» WHAT NEEDS TO BE DONE: Find and copy every line in the records that includes the string "name".

• • • •

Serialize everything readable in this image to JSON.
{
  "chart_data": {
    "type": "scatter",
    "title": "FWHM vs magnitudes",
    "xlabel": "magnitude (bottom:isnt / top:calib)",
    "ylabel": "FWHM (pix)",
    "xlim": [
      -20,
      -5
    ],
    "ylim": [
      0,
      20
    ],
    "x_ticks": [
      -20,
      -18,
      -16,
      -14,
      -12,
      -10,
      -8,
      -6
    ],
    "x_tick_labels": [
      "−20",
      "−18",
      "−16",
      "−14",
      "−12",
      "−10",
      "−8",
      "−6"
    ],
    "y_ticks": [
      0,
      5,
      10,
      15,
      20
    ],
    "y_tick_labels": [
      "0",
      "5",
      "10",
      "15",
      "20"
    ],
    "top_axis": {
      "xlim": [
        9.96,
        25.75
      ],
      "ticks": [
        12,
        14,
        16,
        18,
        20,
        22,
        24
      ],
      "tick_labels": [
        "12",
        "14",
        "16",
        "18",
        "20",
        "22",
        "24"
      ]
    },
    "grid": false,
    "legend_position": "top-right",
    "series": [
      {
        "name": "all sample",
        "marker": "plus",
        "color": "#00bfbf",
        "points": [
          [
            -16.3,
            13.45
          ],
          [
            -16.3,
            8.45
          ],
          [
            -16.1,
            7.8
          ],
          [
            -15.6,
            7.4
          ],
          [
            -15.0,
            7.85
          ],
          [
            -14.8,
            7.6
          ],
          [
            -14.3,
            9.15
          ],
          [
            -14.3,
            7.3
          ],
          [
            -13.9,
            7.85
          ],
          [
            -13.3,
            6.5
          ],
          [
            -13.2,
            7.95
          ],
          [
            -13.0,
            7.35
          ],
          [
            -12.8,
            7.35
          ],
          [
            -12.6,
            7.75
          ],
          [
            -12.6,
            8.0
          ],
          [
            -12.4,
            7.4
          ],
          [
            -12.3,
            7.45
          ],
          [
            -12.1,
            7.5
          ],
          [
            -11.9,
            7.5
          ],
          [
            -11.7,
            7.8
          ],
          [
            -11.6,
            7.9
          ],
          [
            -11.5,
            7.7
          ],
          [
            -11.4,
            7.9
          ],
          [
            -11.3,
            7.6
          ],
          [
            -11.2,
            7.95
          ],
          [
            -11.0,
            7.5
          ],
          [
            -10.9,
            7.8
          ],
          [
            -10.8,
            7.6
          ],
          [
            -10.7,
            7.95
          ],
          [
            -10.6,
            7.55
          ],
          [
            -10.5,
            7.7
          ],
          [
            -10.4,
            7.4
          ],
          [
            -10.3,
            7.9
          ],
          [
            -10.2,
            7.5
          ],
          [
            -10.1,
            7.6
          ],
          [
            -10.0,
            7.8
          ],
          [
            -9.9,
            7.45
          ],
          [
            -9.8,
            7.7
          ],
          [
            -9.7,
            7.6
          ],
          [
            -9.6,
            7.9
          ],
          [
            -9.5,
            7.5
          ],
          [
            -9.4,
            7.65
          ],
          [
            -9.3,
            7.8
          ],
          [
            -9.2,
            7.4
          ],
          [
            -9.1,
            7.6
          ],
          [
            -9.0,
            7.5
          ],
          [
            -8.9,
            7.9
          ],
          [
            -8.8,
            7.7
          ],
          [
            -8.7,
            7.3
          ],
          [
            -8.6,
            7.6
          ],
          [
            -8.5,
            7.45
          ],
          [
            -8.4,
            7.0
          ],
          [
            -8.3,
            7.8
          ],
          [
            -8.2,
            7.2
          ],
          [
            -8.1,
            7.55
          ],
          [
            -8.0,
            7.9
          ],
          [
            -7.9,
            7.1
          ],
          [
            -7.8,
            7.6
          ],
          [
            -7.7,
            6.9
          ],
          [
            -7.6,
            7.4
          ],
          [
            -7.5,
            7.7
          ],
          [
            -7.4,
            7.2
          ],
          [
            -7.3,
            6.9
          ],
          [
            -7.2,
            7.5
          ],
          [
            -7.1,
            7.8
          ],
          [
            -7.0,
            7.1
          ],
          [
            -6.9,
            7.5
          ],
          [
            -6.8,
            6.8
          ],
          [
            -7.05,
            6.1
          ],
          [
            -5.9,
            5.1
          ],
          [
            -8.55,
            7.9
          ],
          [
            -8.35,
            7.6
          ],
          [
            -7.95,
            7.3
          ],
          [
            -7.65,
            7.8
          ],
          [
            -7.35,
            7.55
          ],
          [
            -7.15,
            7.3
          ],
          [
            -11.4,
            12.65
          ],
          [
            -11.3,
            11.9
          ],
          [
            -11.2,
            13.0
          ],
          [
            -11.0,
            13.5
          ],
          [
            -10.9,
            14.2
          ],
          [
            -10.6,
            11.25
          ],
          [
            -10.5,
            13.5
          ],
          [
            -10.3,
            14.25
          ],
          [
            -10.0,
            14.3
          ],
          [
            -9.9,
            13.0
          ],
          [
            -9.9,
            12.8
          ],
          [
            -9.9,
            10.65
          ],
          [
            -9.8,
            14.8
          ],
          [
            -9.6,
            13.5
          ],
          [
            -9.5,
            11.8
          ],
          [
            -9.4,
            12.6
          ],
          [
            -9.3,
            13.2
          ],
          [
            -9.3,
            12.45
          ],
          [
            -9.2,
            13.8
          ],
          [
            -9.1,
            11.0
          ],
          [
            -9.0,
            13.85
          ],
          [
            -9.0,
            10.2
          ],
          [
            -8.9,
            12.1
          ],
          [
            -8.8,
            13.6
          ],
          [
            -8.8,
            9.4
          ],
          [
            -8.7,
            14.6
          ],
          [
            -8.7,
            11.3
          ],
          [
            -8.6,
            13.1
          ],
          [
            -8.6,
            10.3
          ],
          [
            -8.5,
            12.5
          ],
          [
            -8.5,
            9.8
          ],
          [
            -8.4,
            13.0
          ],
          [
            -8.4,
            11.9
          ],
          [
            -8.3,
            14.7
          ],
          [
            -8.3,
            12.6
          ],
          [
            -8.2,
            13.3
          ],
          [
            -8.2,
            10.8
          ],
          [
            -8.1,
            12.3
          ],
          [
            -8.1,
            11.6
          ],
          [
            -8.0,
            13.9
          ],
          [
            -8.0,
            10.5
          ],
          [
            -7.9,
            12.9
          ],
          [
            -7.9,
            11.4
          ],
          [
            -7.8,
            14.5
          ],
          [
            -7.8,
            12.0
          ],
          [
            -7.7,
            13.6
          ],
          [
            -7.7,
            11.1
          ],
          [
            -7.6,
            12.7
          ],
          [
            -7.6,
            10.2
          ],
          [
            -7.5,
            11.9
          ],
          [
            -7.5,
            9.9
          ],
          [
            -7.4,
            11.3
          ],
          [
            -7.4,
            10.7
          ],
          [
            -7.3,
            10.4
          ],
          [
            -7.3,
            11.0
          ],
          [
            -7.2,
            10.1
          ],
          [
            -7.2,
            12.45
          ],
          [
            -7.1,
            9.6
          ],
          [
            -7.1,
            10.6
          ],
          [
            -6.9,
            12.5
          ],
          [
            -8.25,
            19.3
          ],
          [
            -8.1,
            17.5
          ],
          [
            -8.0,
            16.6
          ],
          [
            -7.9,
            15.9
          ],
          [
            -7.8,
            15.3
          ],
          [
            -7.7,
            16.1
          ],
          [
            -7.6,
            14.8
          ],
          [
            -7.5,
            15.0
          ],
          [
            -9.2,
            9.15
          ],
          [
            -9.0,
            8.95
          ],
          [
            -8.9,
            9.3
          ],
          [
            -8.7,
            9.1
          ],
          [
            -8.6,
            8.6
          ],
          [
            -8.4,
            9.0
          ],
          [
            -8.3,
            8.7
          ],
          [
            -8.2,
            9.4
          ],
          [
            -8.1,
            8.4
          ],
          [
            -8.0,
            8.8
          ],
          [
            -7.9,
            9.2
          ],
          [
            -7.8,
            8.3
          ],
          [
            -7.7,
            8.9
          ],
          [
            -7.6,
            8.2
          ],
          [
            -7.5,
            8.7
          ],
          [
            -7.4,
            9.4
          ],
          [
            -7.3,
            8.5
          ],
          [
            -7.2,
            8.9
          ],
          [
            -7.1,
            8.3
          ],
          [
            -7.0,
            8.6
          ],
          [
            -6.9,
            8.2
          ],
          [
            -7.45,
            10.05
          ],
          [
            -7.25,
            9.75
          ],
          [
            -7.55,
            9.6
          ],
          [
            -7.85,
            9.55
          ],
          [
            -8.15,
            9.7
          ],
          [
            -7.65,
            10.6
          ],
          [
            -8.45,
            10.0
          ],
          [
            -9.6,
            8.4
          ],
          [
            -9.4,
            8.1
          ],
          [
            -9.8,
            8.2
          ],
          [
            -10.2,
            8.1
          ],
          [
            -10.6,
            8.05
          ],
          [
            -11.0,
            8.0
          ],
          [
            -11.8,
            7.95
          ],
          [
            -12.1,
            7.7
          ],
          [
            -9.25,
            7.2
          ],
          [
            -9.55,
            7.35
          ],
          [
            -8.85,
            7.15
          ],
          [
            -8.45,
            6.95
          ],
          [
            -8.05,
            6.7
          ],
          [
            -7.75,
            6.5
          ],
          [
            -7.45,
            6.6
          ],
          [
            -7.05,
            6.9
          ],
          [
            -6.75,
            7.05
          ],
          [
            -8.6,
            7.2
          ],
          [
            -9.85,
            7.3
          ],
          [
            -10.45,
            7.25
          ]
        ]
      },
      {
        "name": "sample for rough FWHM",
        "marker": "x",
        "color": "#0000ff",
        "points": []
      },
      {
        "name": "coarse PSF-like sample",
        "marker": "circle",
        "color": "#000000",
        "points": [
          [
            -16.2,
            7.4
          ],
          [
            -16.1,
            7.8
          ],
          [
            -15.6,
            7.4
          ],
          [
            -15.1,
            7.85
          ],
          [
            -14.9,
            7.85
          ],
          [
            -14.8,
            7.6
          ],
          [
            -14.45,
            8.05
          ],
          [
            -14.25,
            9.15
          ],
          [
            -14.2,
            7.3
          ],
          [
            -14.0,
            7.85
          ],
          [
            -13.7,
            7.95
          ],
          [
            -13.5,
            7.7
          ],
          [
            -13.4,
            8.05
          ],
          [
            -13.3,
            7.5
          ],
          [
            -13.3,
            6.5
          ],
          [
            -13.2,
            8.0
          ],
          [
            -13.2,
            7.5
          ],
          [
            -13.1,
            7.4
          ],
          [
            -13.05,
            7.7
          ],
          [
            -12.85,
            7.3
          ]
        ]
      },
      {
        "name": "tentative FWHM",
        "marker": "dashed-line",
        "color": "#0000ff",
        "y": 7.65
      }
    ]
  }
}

• • • •

» PROBLEM SOLUTION:
        "name": "all sample",
        "name": "sample for rough FWHM",
        "name": "coarse PSF-like sample",
        "name": "tentative FWHM",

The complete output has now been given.